> WHAT YOU NEED TO DO:
Copy nothing but the text: reproduce each line of the listing exactly and leave the pictures out.

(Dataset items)

## START

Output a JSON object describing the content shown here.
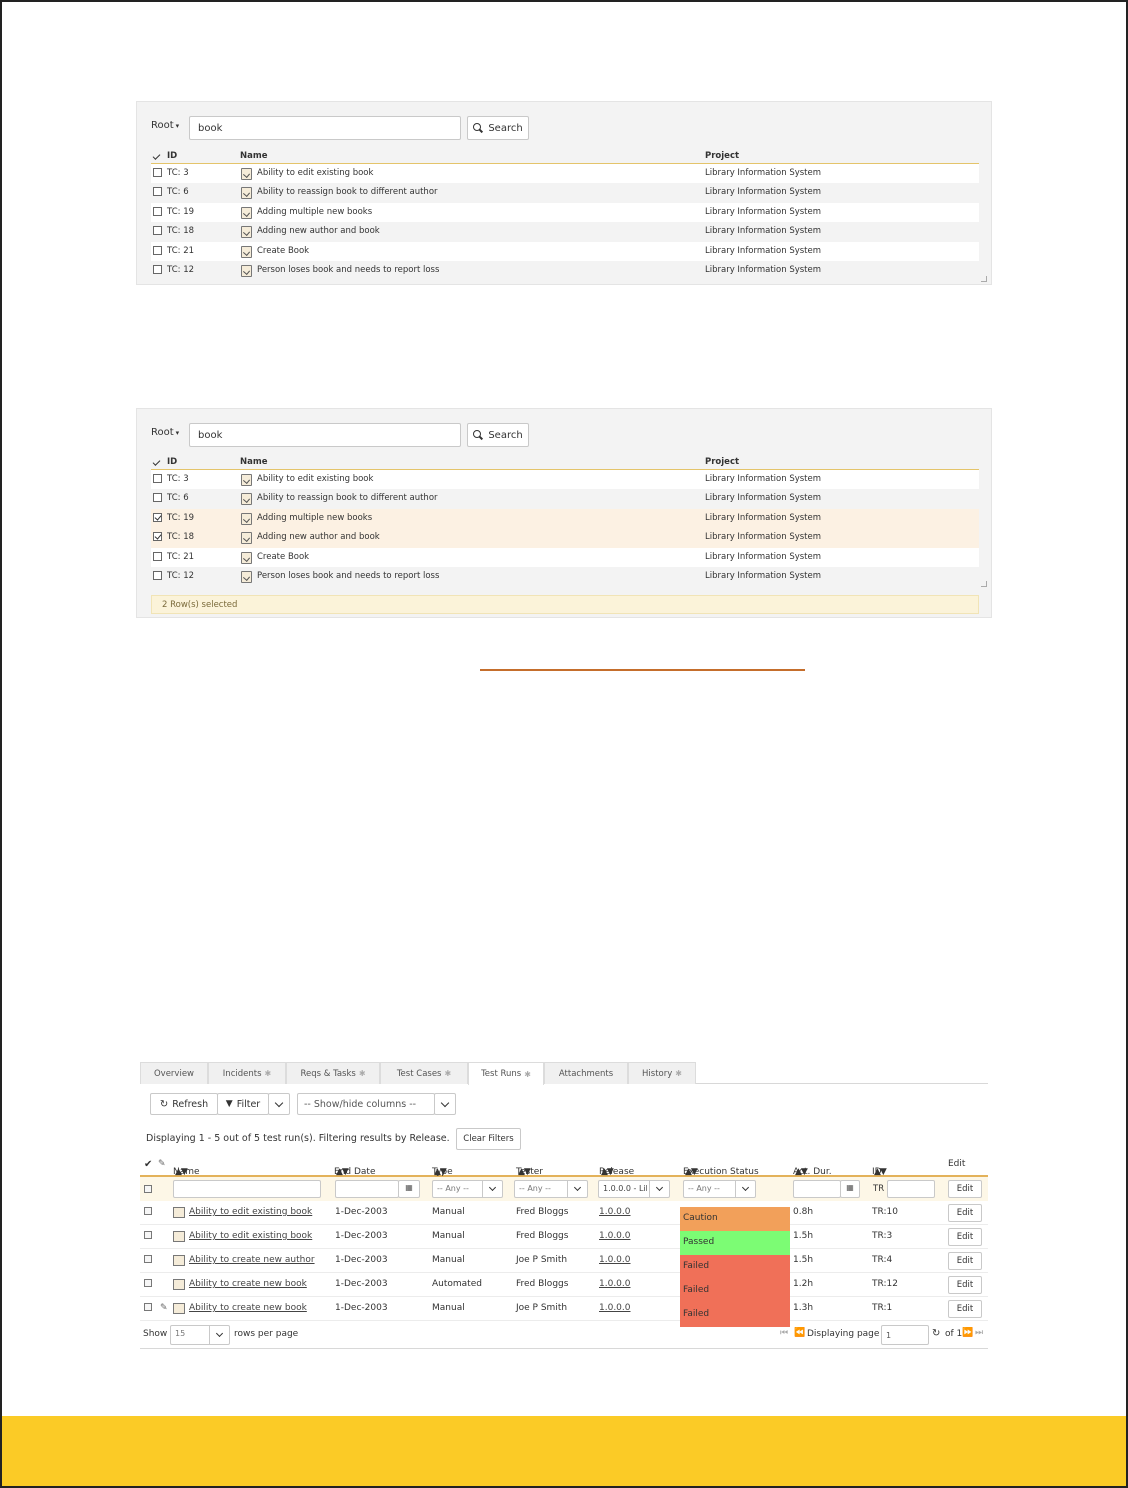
{
  "picker1": {
    "root_label": "Root",
    "search_value": "book",
    "search_button": "Search",
    "columns": [
      "ID",
      "Name",
      "Project"
    ],
    "rows": [
      {
        "id": "TC: 3",
        "name": "Ability to edit existing book",
        "project": "Library Information System"
      },
      {
        "id": "TC: 6",
        "name": "Ability to reassign book to different author",
        "project": "Library Information System"
      },
      {
        "id": "TC: 19",
        "name": "Adding multiple new books",
        "project": "Library Information System"
      },
      {
        "id": "TC: 18",
        "name": "Adding new author and book",
        "project": "Library Information System"
      },
      {
        "id": "TC: 21",
        "name": "Create Book",
        "project": "Library Information System"
      },
      {
        "id": "TC: 12",
        "name": "Person loses book and needs to report loss",
        "project": "Library Information System"
      }
    ]
  },
  "picker2": {
    "root_label": "Root",
    "search_value": "book",
    "search_button": "Search",
    "columns": [
      "ID",
      "Name",
      "Project"
    ],
    "rows": [
      {
        "id": "TC: 3",
        "name": "Ability to edit existing book",
        "project": "Library Information System",
        "checked": false
      },
      {
        "id": "TC: 6",
        "name": "Ability to reassign book to different author",
        "project": "Library Information System",
        "checked": false
      },
      {
        "id": "TC: 19",
        "name": "Adding multiple new books",
        "project": "Library Information System",
        "checked": true
      },
      {
        "id": "TC: 18",
        "name": "Adding new author and book",
        "project": "Library Information System",
        "checked": true
      },
      {
        "id": "TC: 21",
        "name": "Create Book",
        "project": "Library Information System",
        "checked": false
      },
      {
        "id": "TC: 12",
        "name": "Person loses book and needs to report loss",
        "project": "Library Information System",
        "checked": false
      }
    ],
    "selected_text": "2 Row(s) selected"
  },
  "testruns": {
    "tabs": [
      {
        "label": "Overview",
        "star": false
      },
      {
        "label": "Incidents",
        "star": true
      },
      {
        "label": "Reqs & Tasks",
        "star": true
      },
      {
        "label": "Test Cases",
        "star": true
      },
      {
        "label": "Test Runs",
        "star": true
      },
      {
        "label": "Attachments",
        "star": false
      },
      {
        "label": "History",
        "star": true
      }
    ],
    "refresh_label": "Refresh",
    "filter_label": "Filter",
    "showhide_label": "-- Show/hide columns --",
    "displaying_text": "Displaying 1 - 5 out of 5 test run(s). Filtering results by Release.",
    "clear_filters": "Clear Filters",
    "columns": {
      "name": "Name",
      "end_date": "End Date",
      "type": "Type",
      "tester": "Tester",
      "release": "Release",
      "status": "Execution Status",
      "duration": "Act. Dur.",
      "id": "ID",
      "edit": "Edit"
    },
    "filters": {
      "type": "-- Any --",
      "tester": "-- Any --",
      "release": "1.0.0.0 - Lib",
      "status": "-- Any --",
      "id_prefix": "TR",
      "edit": "Edit"
    },
    "rows": [
      {
        "name": "Ability to edit existing book",
        "end": "1-Dec-2003",
        "type": "Manual",
        "tester": "Fred Bloggs",
        "release": "1.0.0.0",
        "status": "Caution",
        "dur": "0.8h",
        "id": "TR:10",
        "edit": "Edit",
        "attach": false
      },
      {
        "name": "Ability to edit existing book",
        "end": "1-Dec-2003",
        "type": "Manual",
        "tester": "Fred Bloggs",
        "release": "1.0.0.0",
        "status": "Passed",
        "dur": "1.5h",
        "id": "TR:3",
        "edit": "Edit",
        "attach": false
      },
      {
        "name": "Ability to create new author",
        "end": "1-Dec-2003",
        "type": "Manual",
        "tester": "Joe P Smith",
        "release": "1.0.0.0",
        "status": "Failed",
        "dur": "1.5h",
        "id": "TR:4",
        "edit": "Edit",
        "attach": false
      },
      {
        "name": "Ability to create new book",
        "end": "1-Dec-2003",
        "type": "Automated",
        "tester": "Fred Bloggs",
        "release": "1.0.0.0",
        "status": "Failed",
        "dur": "1.2h",
        "id": "TR:12",
        "edit": "Edit",
        "attach": false
      },
      {
        "name": "Ability to create new book",
        "end": "1-Dec-2003",
        "type": "Manual",
        "tester": "Joe P Smith",
        "release": "1.0.0.0",
        "status": "Failed",
        "dur": "1.3h",
        "id": "TR:1",
        "edit": "Edit",
        "attach": true
      }
    ],
    "status_colors": {
      "Caution": "#f2a05a",
      "Passed": "#7cfc74",
      "Failed": "#f07058"
    },
    "show_label": "Show",
    "per_page_value": "15",
    "rows_per_page": "rows per page",
    "displaying_page": "Displaying page",
    "page_value": "1",
    "of_pages": "of 1"
  },
  "colors": {
    "accent_band": "#fbcb26",
    "separator": "#c56e2c"
  }
}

## END

> OUTPUT FOR THIS EXERCISE:
Output a JSON object describing the content shown here.
{
  "picker1": {
    "root_label": "Root",
    "search_value": "book",
    "search_button": "Search",
    "columns": [
      "ID",
      "Name",
      "Project"
    ],
    "rows": [
      {
        "id": "TC: 3",
        "name": "Ability to edit existing book",
        "project": "Library Information System"
      },
      {
        "id": "TC: 6",
        "name": "Ability to reassign book to different author",
        "project": "Library Information System"
      },
      {
        "id": "TC: 19",
        "name": "Adding multiple new books",
        "project": "Library Information System"
      },
      {
        "id": "TC: 18",
        "name": "Adding new author and book",
        "project": "Library Information System"
      },
      {
        "id": "TC: 21",
        "name": "Create Book",
        "project": "Library Information System"
      },
      {
        "id": "TC: 12",
        "name": "Person loses book and needs to report loss",
        "project": "Library Information System"
      }
    ]
  },
  "picker2": {
    "root_label": "Root",
    "search_value": "book",
    "search_button": "Search",
    "columns": [
      "ID",
      "Name",
      "Project"
    ],
    "rows": [
      {
        "id": "TC: 3",
        "name": "Ability to edit existing book",
        "project": "Library Information System",
        "checked": false
      },
      {
        "id": "TC: 6",
        "name": "Ability to reassign book to different author",
        "project": "Library Information System",
        "checked": false
      },
      {
        "id": "TC: 19",
        "name": "Adding multiple new books",
        "project": "Library Information System",
        "checked": true
      },
      {
        "id": "TC: 18",
        "name": "Adding new author and book",
        "project": "Library Information System",
        "checked": true
      },
      {
        "id": "TC: 21",
        "name": "Create Book",
        "project": "Library Information System",
        "checked": false
      },
      {
        "id": "TC: 12",
        "name": "Person loses book and needs to report loss",
        "project": "Library Information System",
        "checked": false
      }
    ],
    "selected_text": "2 Row(s) selected"
  },
  "testruns": {
    "tabs": [
      {
        "label": "Overview",
        "star": false
      },
      {
        "label": "Incidents",
        "star": true
      },
      {
        "label": "Reqs & Tasks",
        "star": true
      },
      {
        "label": "Test Cases",
        "star": true
      },
      {
        "label": "Test Runs",
        "star": true
      },
      {
        "label": "Attachments",
        "star": false
      },
      {
        "label": "History",
        "star": true
      }
    ],
    "refresh_label": "Refresh",
    "filter_label": "Filter",
    "showhide_label": "-- Show/hide columns --",
    "displaying_text": "Displaying 1 - 5 out of 5 test run(s). Filtering results by Release.",
    "clear_filters": "Clear Filters",
    "columns": {
      "name": "Name",
      "end_date": "End Date",
      "type": "Type",
      "tester": "Tester",
      "release": "Release",
      "status": "Execution Status",
      "duration": "Act. Dur.",
      "id": "ID",
      "edit": "Edit"
    },
    "filters": {
      "type": "-- Any --",
      "tester": "-- Any --",
      "release": "1.0.0.0 - Lib",
      "status": "-- Any --",
      "id_prefix": "TR",
      "edit": "Edit"
    },
    "rows": [
      {
        "name": "Ability to edit existing book",
        "end": "1-Dec-2003",
        "type": "Manual",
        "tester": "Fred Bloggs",
        "release": "1.0.0.0",
        "status": "Caution",
        "dur": "0.8h",
        "id": "TR:10",
        "edit": "Edit",
        "attach": false
      },
      {
        "name": "Ability to edit existing book",
        "end": "1-Dec-2003",
        "type": "Manual",
        "tester": "Fred Bloggs",
        "release": "1.0.0.0",
        "status": "Passed",
        "dur": "1.5h",
        "id": "TR:3",
        "edit": "Edit",
        "attach": false
      },
      {
        "name": "Ability to create new author",
        "end": "1-Dec-2003",
        "type": "Manual",
        "tester": "Joe P Smith",
        "release": "1.0.0.0",
        "status": "Failed",
        "dur": "1.5h",
        "id": "TR:4",
        "edit": "Edit",
        "attach": false
      },
      {
        "name": "Ability to create new book",
        "end": "1-Dec-2003",
        "type": "Automated",
        "tester": "Fred Bloggs",
        "release": "1.0.0.0",
        "status": "Failed",
        "dur": "1.2h",
        "id": "TR:12",
        "edit": "Edit",
        "attach": false
      },
      {
        "name": "Ability to create new book",
        "end": "1-Dec-2003",
        "type": "Manual",
        "tester": "Joe P Smith",
        "release": "1.0.0.0",
        "status": "Failed",
        "dur": "1.3h",
        "id": "TR:1",
        "edit": "Edit",
        "attach": true
      }
    ],
    "status_colors": {
      "Caution": "#f2a05a",
      "Passed": "#7cfc74",
      "Failed": "#f07058"
    },
    "show_label": "Show",
    "per_page_value": "15",
    "rows_per_page": "rows per page",
    "displaying_page": "Displaying page",
    "page_value": "1",
    "of_pages": "of 1"
  },
  "colors": {
    "accent_band": "#fbcb26",
    "separator": "#c56e2c"
  }
}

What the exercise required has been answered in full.